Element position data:
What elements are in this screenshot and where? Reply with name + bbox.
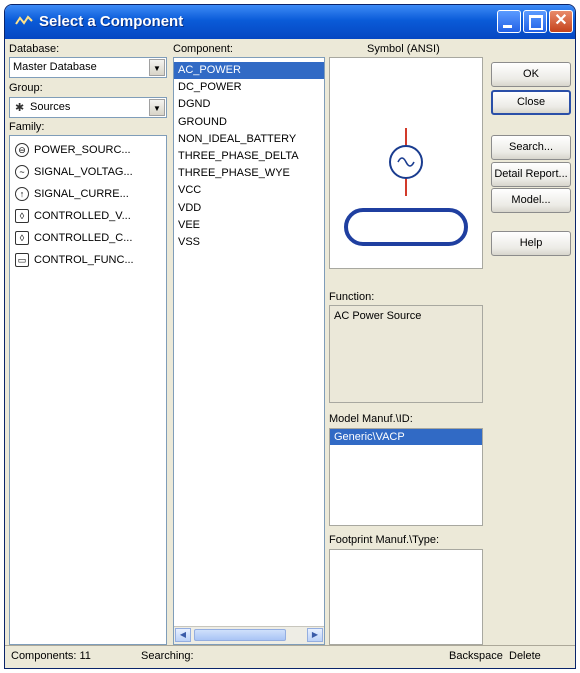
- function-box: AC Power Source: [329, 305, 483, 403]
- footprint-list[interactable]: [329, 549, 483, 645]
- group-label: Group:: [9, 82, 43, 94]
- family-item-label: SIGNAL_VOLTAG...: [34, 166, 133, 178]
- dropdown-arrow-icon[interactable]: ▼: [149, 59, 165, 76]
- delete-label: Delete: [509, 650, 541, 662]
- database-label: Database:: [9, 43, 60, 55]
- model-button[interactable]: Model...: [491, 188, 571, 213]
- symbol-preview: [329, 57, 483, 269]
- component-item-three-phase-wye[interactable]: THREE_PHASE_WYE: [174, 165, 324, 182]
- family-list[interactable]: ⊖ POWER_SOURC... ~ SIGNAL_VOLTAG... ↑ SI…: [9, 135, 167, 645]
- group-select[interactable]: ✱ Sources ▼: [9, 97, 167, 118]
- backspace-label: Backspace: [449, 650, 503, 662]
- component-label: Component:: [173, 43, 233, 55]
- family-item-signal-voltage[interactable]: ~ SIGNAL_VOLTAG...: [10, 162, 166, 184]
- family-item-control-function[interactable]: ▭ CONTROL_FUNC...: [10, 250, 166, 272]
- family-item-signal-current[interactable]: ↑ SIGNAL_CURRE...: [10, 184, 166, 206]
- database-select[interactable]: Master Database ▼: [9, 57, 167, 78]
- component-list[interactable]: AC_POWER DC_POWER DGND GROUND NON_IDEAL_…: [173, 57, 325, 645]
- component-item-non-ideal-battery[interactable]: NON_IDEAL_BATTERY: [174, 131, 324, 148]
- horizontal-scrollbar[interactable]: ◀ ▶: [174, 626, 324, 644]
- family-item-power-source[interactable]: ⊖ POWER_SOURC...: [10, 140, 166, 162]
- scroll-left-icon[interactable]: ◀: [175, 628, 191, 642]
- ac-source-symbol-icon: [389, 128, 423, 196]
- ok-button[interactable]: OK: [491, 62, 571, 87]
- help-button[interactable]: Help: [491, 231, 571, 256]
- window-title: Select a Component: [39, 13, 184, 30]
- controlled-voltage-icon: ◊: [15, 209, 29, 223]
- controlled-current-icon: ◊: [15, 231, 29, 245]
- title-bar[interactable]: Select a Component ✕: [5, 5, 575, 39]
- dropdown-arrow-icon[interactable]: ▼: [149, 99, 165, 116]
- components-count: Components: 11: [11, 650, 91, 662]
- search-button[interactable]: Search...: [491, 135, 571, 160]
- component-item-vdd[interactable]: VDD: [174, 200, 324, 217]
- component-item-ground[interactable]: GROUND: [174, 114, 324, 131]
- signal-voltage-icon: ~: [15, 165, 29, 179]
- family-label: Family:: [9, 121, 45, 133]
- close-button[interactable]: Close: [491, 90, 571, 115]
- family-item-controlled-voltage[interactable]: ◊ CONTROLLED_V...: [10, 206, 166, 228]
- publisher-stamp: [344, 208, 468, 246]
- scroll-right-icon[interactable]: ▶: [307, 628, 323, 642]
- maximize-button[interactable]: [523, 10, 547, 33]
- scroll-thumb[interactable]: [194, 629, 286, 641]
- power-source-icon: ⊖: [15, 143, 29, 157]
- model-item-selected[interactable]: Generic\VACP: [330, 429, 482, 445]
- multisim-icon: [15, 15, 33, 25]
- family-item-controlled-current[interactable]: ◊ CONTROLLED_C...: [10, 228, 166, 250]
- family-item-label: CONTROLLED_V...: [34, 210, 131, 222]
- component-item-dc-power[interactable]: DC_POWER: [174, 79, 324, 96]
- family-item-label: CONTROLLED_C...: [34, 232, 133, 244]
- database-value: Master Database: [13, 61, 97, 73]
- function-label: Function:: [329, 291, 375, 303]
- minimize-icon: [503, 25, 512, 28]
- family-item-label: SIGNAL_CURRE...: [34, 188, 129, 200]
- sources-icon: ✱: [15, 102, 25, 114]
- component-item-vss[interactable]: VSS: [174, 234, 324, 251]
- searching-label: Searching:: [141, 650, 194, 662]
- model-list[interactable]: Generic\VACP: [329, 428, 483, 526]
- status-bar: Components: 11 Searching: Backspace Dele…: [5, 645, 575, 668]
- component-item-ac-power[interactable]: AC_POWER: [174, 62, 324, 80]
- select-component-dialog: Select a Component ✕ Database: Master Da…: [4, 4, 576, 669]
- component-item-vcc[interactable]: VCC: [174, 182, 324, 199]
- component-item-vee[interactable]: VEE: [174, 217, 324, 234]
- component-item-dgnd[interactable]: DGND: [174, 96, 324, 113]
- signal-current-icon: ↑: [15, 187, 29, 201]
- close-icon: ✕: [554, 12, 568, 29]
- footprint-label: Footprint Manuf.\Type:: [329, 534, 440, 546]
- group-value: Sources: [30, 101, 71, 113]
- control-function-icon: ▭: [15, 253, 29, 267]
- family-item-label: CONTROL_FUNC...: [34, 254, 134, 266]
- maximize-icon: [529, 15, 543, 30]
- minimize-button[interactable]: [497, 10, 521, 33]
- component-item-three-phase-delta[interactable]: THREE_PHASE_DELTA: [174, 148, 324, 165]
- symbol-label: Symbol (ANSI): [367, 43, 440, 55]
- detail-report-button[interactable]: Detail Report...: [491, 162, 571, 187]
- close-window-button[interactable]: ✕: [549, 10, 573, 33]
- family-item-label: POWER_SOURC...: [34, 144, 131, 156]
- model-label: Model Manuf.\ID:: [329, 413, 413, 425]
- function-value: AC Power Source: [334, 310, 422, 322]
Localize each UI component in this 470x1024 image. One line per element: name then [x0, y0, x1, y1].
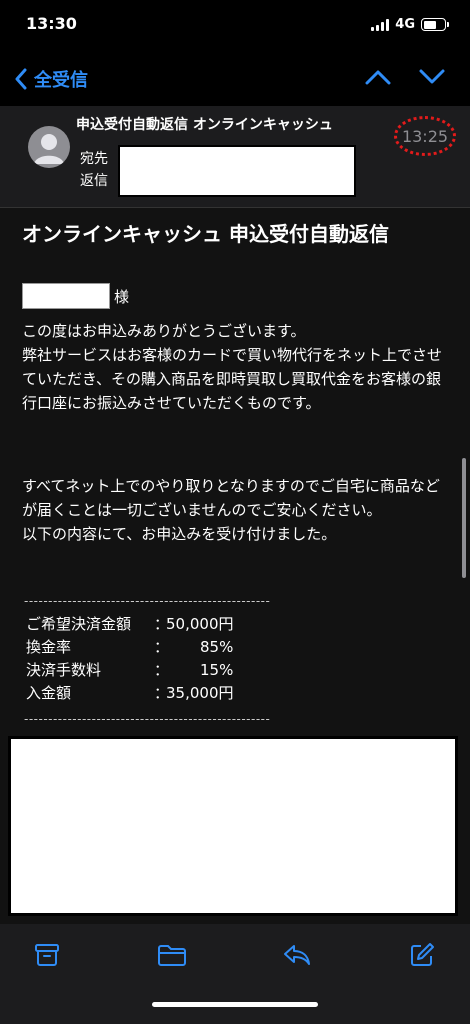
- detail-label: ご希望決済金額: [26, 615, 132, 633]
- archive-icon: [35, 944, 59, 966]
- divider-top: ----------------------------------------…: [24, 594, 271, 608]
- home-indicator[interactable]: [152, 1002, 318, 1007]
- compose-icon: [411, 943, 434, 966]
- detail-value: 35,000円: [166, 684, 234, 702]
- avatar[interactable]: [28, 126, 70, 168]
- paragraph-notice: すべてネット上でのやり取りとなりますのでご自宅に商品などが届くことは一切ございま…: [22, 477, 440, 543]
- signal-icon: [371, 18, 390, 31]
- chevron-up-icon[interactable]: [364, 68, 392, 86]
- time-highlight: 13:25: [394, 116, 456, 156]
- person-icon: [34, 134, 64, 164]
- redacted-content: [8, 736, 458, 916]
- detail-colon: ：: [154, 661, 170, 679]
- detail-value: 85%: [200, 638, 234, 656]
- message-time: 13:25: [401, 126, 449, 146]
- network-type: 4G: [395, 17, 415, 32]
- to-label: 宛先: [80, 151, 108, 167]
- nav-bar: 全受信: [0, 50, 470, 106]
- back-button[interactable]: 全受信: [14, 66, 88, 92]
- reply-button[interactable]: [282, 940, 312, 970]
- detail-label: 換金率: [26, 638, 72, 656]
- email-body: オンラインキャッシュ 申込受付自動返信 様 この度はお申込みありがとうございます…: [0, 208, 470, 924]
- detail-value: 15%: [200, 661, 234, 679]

WHAT TO DO: Could you lay out every line of the records as a Markdown table with the columns "No." and "Line," numbering each row and skipping blank lines? Leave the pictures out.

RESULT FOR THIS EXERCISE:
| No. | Line |
|---|---|
| 1 | What elements are in this screenshot and where? Reply with name + bbox. |
| 2 | - function-box: AC Power Source: [329, 305, 483, 403] |
| 3 | - footprint-list[interactable]: [329, 549, 483, 645] |
| 4 | - group-label: Group:: [9, 82, 43, 94] |
| 5 | - family-item-label: SIGNAL_VOLTAG...: [34, 166, 133, 178] |
| 6 | - dropdown-arrow-icon[interactable]: ▼: [149, 59, 165, 76] |
| 7 | - delete-label: Delete: [509, 650, 541, 662] |
| 8 | - database-label: Database:: [9, 43, 60, 55] |
| 9 | - model-button[interactable]: Model...: [491, 188, 571, 213] |
| 10 | - symbol-preview: [329, 57, 483, 269] |
| 11 | - component-item-three-phase-wye[interactable]: THREE_PHASE_WYE: [174, 165, 324, 182] |
| 12 | - family-list[interactable]: ⊖ POWER_SOURC... ~ SIGNAL_VOLTAG... ↑ SI…: [9, 135, 167, 645] |
| 13 | - group-select[interactable]: ✱ Sources ▼: [9, 97, 167, 118] |
| 14 | - backspace-label: Backspace: [449, 650, 503, 662] |
| 15 | - component-label: Component:: [173, 43, 233, 55] |
| 16 | - family-item-signal-voltage[interactable]: ~ SIGNAL_VOLTAG...: [10, 162, 166, 184] |
| 17 | - family-item-control-function[interactable]: ▭ CONTROL_FUNC...: [10, 250, 166, 272] |
| 18 | - family-item-signal-current[interactable]: ↑ SIGNAL_CURRE...: [10, 184, 166, 206] |
| 19 | - database-select[interactable]: Master Database ▼: [9, 57, 167, 78] |
| 20 | - component-list[interactable]: AC_POWER DC_POWER DGND GROUND NON_IDEAL_…: [173, 57, 325, 645] |
| 21 | - component-item-non-ideal-battery[interactable]: NON_IDEAL_BATTERY: [174, 131, 324, 148] |
| 22 | - horizontal-scrollbar[interactable]: ◀ ▶: [174, 626, 324, 644] |
| 23 | - family-item-power-source[interactable]: ⊖ POWER_SOURC...: [10, 140, 166, 162] |
| 24 | - scroll-left-icon[interactable]: ◀: [175, 628, 191, 642] |
| 25 | - ac-source-symbol-icon: [389, 128, 423, 196] |
| 26 | - ok-button[interactable]: OK: [491, 62, 571, 87] |
| 27 | - help-button[interactable]: Help: [491, 231, 571, 256] |
| 28 | - window-title: Select a Component: [39, 13, 184, 30] |
| 29 | - controlled-voltage-icon: ◊: [15, 209, 29, 223] |
| 30 | - controlled-current-icon: ◊: [15, 231, 29, 245] |
| 31 | - title-bar[interactable]: Select a Component ✕: [5, 5, 575, 39] |
| 32 | - dropdown-arrow-icon[interactable]: ▼: [149, 99, 165, 116] |
| 33 | - components-count: Components: 11: [11, 650, 91, 662] |
| 34 | - search-button[interactable]: Search...: [491, 135, 571, 160] |
| 35 | - component-item-vdd[interactable]: VDD: [174, 200, 324, 217] |
| 36 | - component-item-ground[interactable]: GROUND: [174, 114, 324, 131] |
| 37 | - signal-voltage-icon: ~: [15, 165, 29, 179] |
| 38 | - family-label: Family:: [9, 121, 45, 133] |
| 39 | - close-button[interactable]: Close: [491, 90, 571, 115] |
| 40 | - family-item-controlled-voltage[interactable]: ◊ CONTROLLED_V...: [10, 206, 166, 228] |
| 41 | - publisher-stamp: [344, 208, 468, 246] |
| 42 | - scroll-right-icon[interactable]: ▶: [307, 628, 323, 642] |
| 43 | - maximize-button[interactable]: [523, 10, 547, 33] |
| 44 | - scroll-thumb[interactable]: [194, 629, 286, 641] |
| 45 | - power-source-icon: ⊖: [15, 143, 29, 157] |
| 46 | - model-item-selected[interactable]: Generic\VACP: [330, 429, 482, 445] |
| 47 | - multisim-icon: [15, 15, 33, 25] |
| 48 | - family-item-controlled-current[interactable]: ◊ CONTROLLED_C...: [10, 228, 166, 250] |
| 49 | - family-item-label: CONTROLLED_V...: [34, 210, 131, 222] |
| 50 | - component-item-dc-power[interactable]: DC_POWER: [174, 79, 324, 96] |
| 51 | - family-item-label: CONTROLLED_C...: [34, 232, 133, 244] |
| 52 | - database-value: Master Database: [13, 61, 97, 73] |
| 53 | - function-label: Function:: [329, 291, 375, 303] |
| 54 | - minimize-icon: [503, 25, 512, 28] |
| 55 | - family-item-label: SIGNAL_CURRE...: [34, 188, 129, 200] |
| 56 | - sources-icon: ✱: [15, 102, 25, 114] |
| 57 | - component-item-vss[interactable]: VSS: [174, 234, 324, 251] |
| 58 | - searching-label: Searching:: [141, 650, 194, 662] |
| 59 | - model-list[interactable]: Generic\VACP: [329, 428, 483, 526] |
| 60 | - status-bar: Components: 11 Searching: Backspace Dele…: [5, 645, 575, 668] |
| 61 | - component-item-ac-power[interactable]: AC_POWER: [174, 62, 324, 80] |
| 62 | - select-component-dialog: Select a Component ✕ Database: Master Da…: [4, 4, 576, 669] |
| 63 | - component-item-vcc[interactable]: VCC: [174, 182, 324, 199] |
| 64 | - component-item-vee[interactable]: VEE: [174, 217, 324, 234] |
| 65 | - component-item-dgnd[interactable]: DGND: [174, 96, 324, 113] |
| 66 | - signal-current-icon: ↑: [15, 187, 29, 201] |
| 67 | - close-icon: ✕: [554, 12, 568, 29] |
| 68 | - footprint-label: Footprint Manuf.\Type:: [329, 534, 440, 546] |
| 69 | - group-value: Sources: [30, 101, 71, 113] |
| 70 | - control-function-icon: ▭: [15, 253, 29, 267] |
| 71 | - family-item-label: CONTROL_FUNC...: [34, 254, 134, 266] |
| 72 | - maximize-icon: [529, 15, 543, 30] |
| 73 | - minimize-button[interactable]: [497, 10, 521, 33] |
| 74 | - component-item-three-phase-delta[interactable]: THREE_PHASE_DELTA: [174, 148, 324, 165] |
| 75 | - symbol-label: Symbol (ANSI): [367, 43, 440, 55] |
| 76 | - detail-report-button[interactable]: Detail Report...: [491, 162, 571, 187] |
| 77 | - close-window-button[interactable]: ✕: [549, 10, 573, 33] |
| 78 | - family-item-label: POWER_SOURC...: [34, 144, 131, 156] |
| 79 | - model-label: Model Manuf.\ID:: [329, 413, 413, 425] |
| 80 | - function-value: AC Power Source: [334, 310, 422, 322] |
| 81 | Localize each UI component in this 470x1024 image. One line per element: name then [x0, y0, x1, y1]. |
| 82 | - detail-label: ご希望決済金額: [26, 615, 132, 633] |
| 83 | - archive-icon: [35, 944, 59, 966] |
| 84 | - divider-top: ----------------------------------------…: [24, 594, 271, 608] |
| 85 | - home-indicator[interactable]: [152, 1002, 318, 1007] |
| 86 | - compose-icon: [411, 943, 434, 966] |
| 87 | - detail-value: 35,000円: [166, 684, 234, 702] |
| 88 | - avatar[interactable]: [28, 126, 70, 168] |
| 89 | - paragraph-notice: すべてネット上でのやり取りとなりますのでご自宅に商品などが届くことは一切ございま…: [22, 477, 440, 543] |
| 90 | - signal-icon: [371, 18, 390, 31] |
| 91 | - chevron-up-icon[interactable]: [364, 68, 392, 86] |
| 92 | - time-highlight: 13:25: [394, 116, 456, 156] |
| 93 | - person-icon: [34, 134, 64, 164] |
| 94 | - redacted-content: [8, 736, 458, 916] |
| 95 | - detail-colon: ：: [154, 661, 170, 679] |
| 96 | - detail-value: 85%: [200, 638, 234, 656] |
| 97 | - message-time: 13:25: [401, 126, 449, 146] |
| 98 | - network-type: 4G: [395, 17, 415, 32] |
| 99 | - to-label: 宛先: [80, 151, 108, 167] |
| 100 | - nav-bar: 全受信: [0, 50, 470, 106] |
| 101 | - back-button[interactable]: 全受信: [14, 66, 88, 92] |
| 102 | - reply-button[interactable]: [282, 940, 312, 970] |
| 103 | - detail-label: 換金率: [26, 638, 72, 656] |
| 104 | - email-body: オンラインキャッシュ 申込受付自動返信 様 この度はお申込みありがとうございます…: [0, 208, 470, 924] |
| 105 | - detail-value: 15%: [200, 661, 234, 679] |